[RECORD LIST]:
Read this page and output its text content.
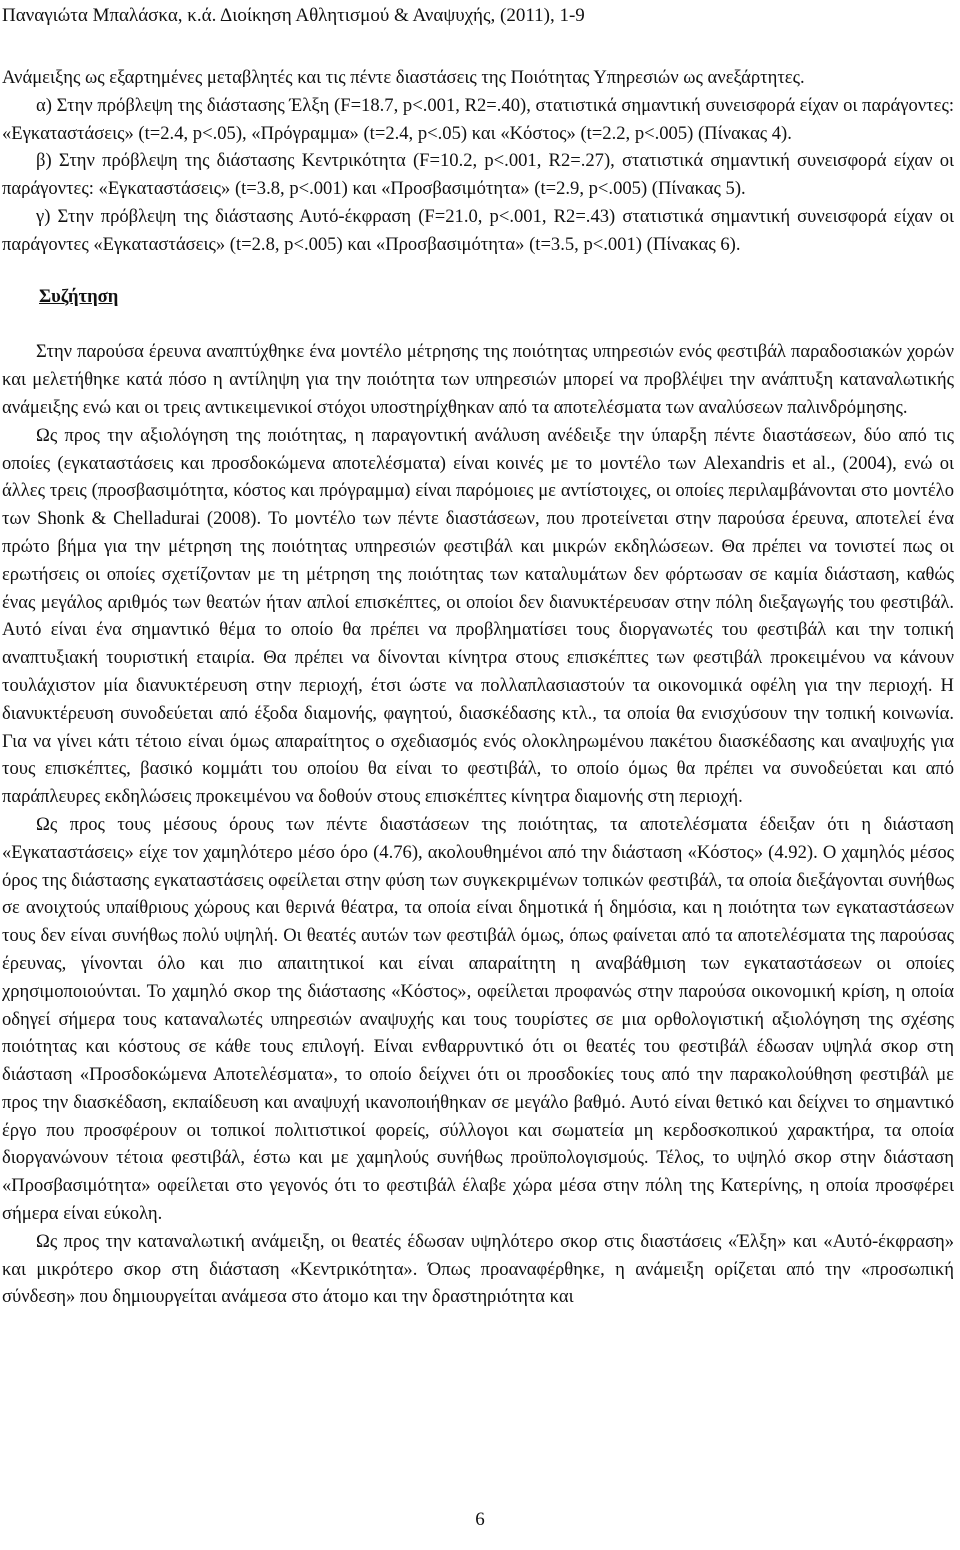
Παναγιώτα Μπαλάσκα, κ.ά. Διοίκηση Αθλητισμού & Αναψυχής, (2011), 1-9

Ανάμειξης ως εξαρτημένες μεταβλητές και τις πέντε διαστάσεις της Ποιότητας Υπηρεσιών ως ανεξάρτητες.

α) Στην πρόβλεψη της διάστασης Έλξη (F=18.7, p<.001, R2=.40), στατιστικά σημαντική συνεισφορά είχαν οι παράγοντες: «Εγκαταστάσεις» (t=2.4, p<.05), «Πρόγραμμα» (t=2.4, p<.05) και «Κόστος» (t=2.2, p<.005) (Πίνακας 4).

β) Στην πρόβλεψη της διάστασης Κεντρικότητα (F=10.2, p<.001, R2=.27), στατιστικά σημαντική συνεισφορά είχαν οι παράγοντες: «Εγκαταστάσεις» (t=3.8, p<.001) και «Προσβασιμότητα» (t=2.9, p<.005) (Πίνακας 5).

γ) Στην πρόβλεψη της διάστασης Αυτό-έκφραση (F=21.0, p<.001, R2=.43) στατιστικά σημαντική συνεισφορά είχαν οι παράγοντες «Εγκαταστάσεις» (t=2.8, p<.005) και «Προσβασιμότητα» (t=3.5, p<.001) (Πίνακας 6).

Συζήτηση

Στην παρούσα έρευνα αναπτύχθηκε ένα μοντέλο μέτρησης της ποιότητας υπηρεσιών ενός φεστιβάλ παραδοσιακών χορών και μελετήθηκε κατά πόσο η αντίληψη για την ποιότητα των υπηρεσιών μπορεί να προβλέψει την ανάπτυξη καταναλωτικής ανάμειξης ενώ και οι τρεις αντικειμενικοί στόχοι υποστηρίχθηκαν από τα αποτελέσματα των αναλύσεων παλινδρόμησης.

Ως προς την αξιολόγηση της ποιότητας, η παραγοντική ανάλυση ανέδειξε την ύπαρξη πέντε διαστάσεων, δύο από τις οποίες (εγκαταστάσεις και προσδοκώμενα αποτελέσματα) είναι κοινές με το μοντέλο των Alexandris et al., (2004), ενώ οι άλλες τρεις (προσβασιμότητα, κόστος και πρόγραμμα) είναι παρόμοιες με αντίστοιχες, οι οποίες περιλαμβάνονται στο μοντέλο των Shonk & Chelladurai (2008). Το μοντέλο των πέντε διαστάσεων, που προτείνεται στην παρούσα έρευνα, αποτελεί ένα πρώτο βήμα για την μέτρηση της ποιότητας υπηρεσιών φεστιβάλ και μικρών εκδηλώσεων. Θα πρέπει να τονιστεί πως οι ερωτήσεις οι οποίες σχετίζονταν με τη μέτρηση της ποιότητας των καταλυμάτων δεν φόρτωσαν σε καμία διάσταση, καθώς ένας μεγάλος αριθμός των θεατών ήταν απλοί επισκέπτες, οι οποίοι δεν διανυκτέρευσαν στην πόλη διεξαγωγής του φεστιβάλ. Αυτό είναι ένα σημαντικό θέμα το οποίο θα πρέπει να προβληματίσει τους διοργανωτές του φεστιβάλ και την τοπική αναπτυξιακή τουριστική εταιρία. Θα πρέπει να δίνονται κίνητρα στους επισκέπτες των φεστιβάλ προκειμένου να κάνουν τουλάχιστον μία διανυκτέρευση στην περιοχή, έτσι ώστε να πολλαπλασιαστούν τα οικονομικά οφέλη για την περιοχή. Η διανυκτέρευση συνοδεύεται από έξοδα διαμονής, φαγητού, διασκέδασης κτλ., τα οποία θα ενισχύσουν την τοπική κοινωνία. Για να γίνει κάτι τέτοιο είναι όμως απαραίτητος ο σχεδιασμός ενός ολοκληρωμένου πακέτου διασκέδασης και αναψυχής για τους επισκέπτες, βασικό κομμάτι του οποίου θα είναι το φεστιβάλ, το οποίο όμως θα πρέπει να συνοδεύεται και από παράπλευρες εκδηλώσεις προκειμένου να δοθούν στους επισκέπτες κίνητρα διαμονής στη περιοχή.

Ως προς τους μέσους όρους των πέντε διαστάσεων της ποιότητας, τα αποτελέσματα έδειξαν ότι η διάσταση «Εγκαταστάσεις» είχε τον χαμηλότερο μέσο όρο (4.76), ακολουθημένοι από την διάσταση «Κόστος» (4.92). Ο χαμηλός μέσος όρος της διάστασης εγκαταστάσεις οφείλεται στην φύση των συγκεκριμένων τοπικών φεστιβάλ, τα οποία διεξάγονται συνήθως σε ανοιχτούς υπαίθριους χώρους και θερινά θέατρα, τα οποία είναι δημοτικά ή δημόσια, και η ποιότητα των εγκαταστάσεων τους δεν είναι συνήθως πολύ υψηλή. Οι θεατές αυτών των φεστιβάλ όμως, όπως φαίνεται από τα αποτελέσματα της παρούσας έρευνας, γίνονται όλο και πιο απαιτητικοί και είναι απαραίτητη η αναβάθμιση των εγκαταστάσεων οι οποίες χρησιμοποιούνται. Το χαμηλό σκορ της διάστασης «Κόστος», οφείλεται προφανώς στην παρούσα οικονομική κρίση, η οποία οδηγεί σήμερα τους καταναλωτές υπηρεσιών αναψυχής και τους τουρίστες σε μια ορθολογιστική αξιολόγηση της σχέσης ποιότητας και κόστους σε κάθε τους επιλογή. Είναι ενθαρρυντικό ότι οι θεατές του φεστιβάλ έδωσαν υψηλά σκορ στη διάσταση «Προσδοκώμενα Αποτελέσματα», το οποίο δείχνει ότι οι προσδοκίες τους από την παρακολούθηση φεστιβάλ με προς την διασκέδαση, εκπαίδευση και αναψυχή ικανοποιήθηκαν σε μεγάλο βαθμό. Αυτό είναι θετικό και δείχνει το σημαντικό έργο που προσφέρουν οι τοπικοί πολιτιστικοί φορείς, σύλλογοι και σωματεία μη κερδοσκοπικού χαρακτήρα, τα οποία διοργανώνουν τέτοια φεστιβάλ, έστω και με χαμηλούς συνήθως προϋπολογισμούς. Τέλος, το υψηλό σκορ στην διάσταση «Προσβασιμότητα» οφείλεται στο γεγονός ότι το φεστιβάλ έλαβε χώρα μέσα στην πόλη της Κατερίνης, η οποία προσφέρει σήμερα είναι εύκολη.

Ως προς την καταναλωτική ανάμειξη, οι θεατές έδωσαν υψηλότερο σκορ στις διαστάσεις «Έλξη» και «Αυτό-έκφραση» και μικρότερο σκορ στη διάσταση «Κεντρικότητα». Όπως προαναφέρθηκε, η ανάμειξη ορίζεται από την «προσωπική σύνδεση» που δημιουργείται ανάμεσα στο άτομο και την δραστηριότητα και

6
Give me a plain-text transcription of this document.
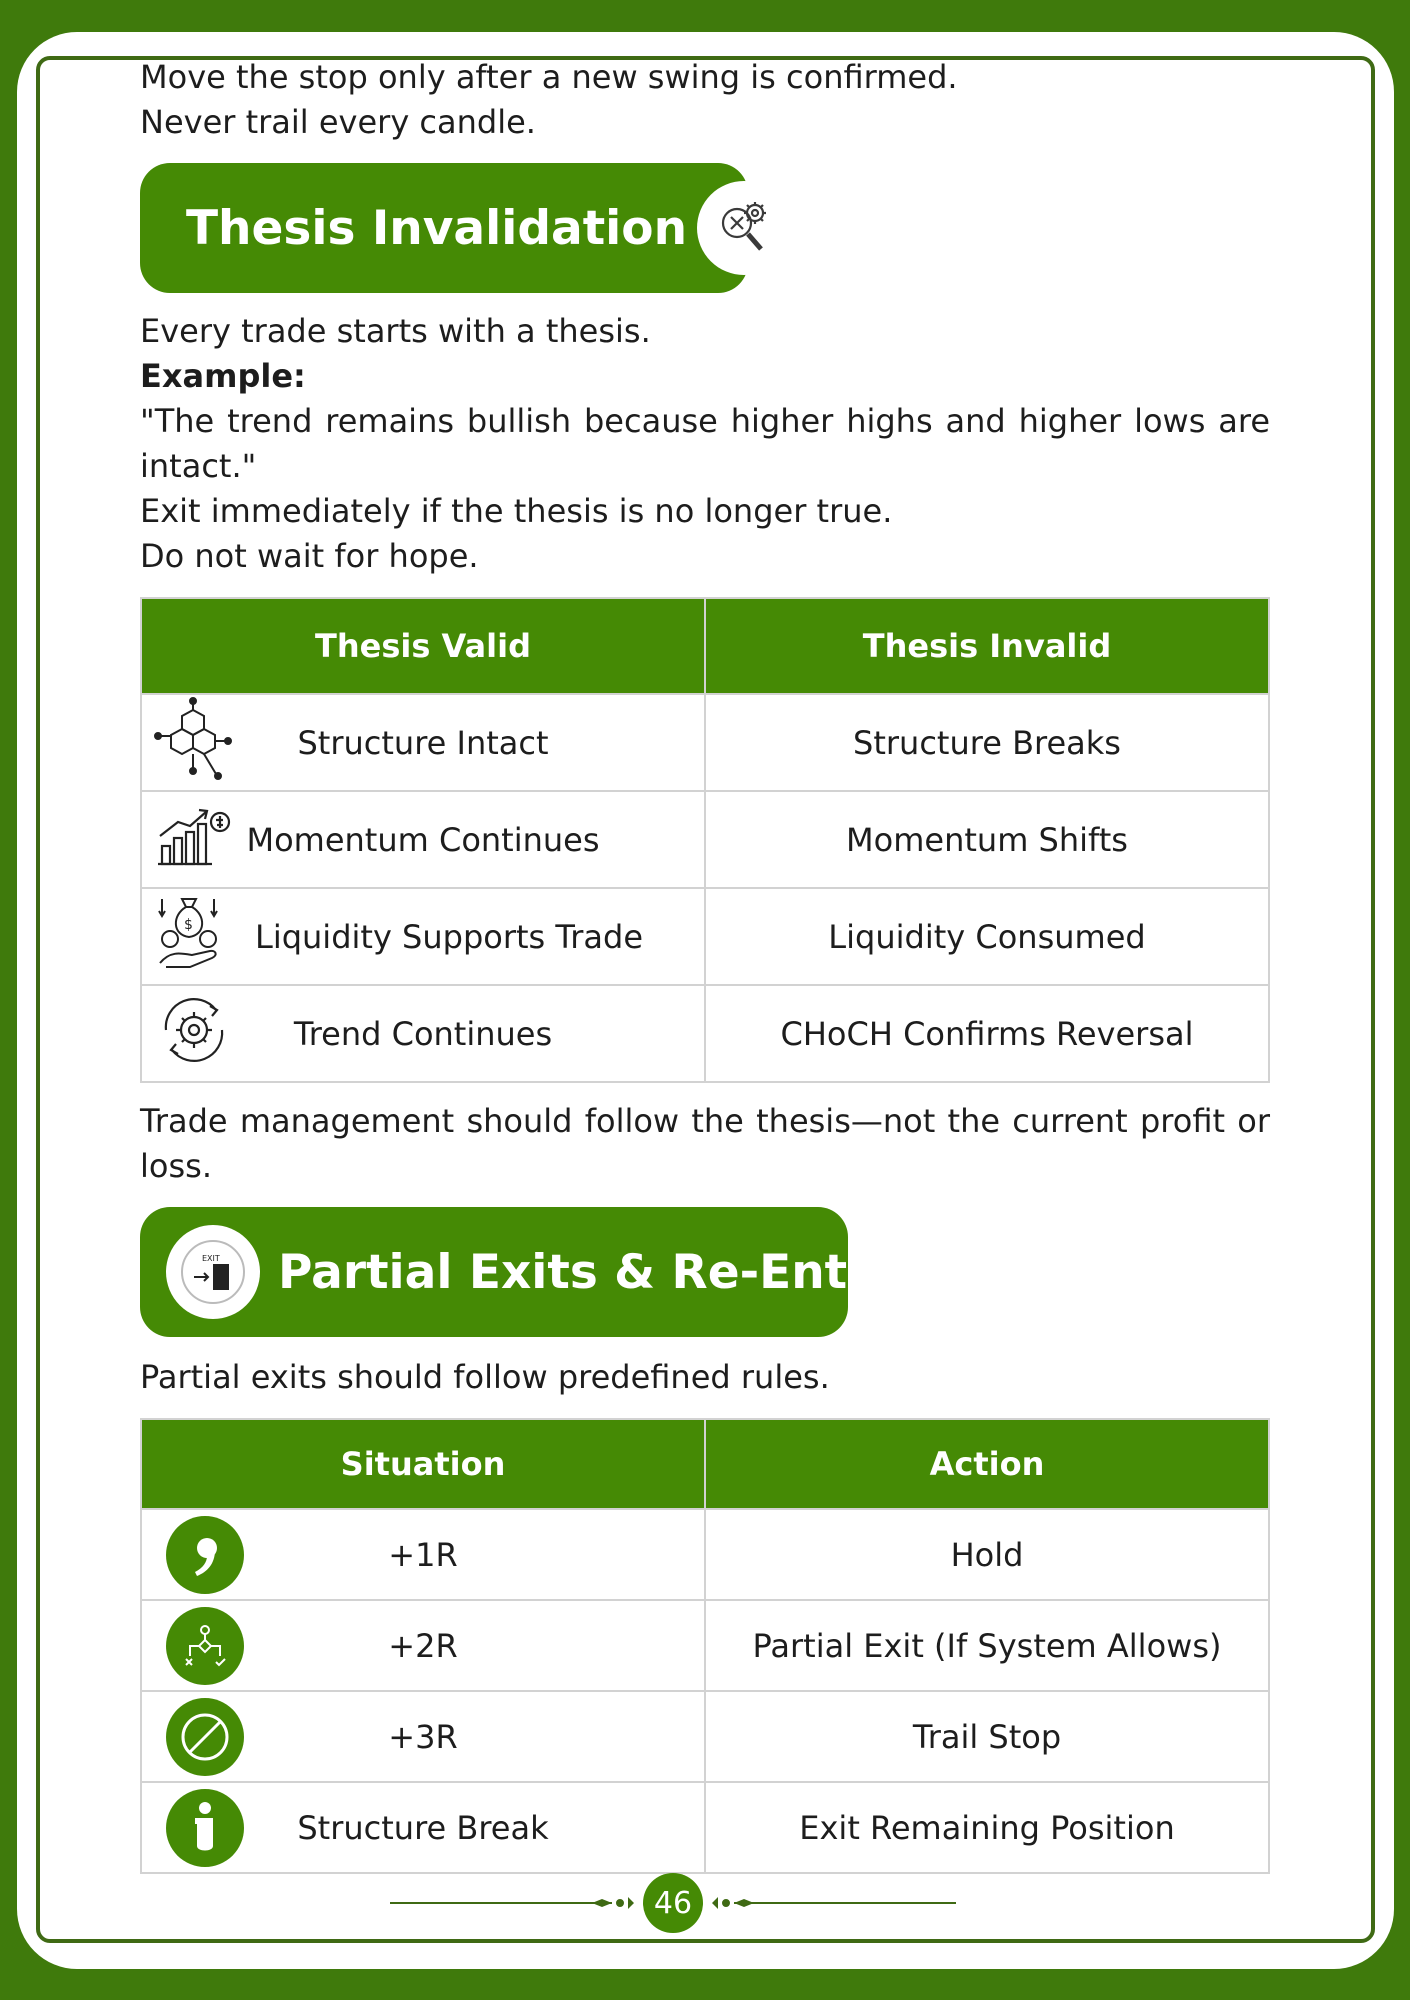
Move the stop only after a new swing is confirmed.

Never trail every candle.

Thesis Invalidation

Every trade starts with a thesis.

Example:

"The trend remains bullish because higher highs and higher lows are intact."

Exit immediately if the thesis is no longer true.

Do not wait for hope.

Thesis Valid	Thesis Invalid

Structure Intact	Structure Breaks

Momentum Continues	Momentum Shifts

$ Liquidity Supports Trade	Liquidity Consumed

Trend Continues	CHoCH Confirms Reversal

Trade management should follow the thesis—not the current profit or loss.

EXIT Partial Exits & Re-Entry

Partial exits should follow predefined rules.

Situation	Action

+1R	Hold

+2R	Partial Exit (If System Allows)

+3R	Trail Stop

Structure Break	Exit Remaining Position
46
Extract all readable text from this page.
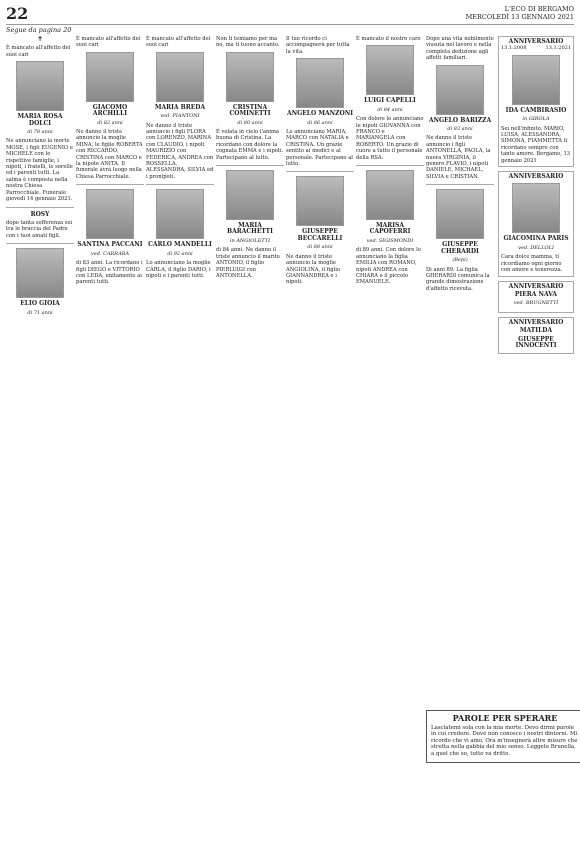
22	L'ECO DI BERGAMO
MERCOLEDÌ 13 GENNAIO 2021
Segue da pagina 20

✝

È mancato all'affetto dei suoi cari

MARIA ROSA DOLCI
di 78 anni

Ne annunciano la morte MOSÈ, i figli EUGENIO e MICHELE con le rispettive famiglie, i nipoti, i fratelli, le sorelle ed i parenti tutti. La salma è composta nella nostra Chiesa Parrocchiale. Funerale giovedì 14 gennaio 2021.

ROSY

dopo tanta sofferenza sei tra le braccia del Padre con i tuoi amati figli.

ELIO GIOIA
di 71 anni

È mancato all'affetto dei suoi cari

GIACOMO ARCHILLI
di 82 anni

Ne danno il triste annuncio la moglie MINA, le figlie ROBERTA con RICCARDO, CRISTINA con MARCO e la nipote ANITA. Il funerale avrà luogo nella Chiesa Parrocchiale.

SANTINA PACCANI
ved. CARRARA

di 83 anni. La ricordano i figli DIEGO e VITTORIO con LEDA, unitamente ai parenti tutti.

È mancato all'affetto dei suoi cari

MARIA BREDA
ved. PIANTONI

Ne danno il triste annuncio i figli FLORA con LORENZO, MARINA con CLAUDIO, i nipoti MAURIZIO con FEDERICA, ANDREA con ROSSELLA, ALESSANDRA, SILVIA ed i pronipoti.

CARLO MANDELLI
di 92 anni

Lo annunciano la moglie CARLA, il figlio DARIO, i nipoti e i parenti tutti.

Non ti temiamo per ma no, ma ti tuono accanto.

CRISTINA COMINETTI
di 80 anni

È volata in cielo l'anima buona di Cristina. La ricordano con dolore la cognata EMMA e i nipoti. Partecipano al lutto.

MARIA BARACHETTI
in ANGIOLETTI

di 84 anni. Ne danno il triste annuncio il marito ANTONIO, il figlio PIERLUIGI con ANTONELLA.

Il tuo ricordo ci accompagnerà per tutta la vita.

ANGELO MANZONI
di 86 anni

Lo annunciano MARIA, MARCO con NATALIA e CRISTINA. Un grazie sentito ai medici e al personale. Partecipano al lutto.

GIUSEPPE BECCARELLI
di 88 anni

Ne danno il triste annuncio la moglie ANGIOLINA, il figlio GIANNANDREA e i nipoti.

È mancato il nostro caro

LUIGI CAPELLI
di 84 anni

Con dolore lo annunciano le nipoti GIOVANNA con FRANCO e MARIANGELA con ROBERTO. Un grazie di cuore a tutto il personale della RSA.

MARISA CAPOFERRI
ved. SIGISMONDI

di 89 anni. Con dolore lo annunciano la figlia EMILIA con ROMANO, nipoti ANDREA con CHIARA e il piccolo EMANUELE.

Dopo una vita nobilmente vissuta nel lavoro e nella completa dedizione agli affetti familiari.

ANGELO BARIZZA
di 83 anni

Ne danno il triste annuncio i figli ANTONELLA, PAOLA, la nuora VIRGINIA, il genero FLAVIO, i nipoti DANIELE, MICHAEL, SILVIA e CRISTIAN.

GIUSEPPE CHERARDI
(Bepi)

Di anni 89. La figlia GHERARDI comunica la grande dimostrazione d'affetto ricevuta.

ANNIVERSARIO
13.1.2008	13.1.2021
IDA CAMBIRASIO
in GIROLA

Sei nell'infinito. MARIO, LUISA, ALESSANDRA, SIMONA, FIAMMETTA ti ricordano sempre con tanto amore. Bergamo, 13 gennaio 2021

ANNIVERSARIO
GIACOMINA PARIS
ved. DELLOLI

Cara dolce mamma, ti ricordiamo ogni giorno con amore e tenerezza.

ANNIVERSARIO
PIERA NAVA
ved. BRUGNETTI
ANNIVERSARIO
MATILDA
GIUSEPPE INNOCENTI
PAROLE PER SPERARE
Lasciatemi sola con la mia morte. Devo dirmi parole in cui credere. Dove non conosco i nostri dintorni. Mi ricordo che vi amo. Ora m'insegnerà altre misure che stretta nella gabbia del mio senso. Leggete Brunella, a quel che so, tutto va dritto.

[REQUIREMENTS]: Within the listing above, work out how many lines contain the string "lutto", and reply with that number only.

[EXERCISE RESPONSE]: 2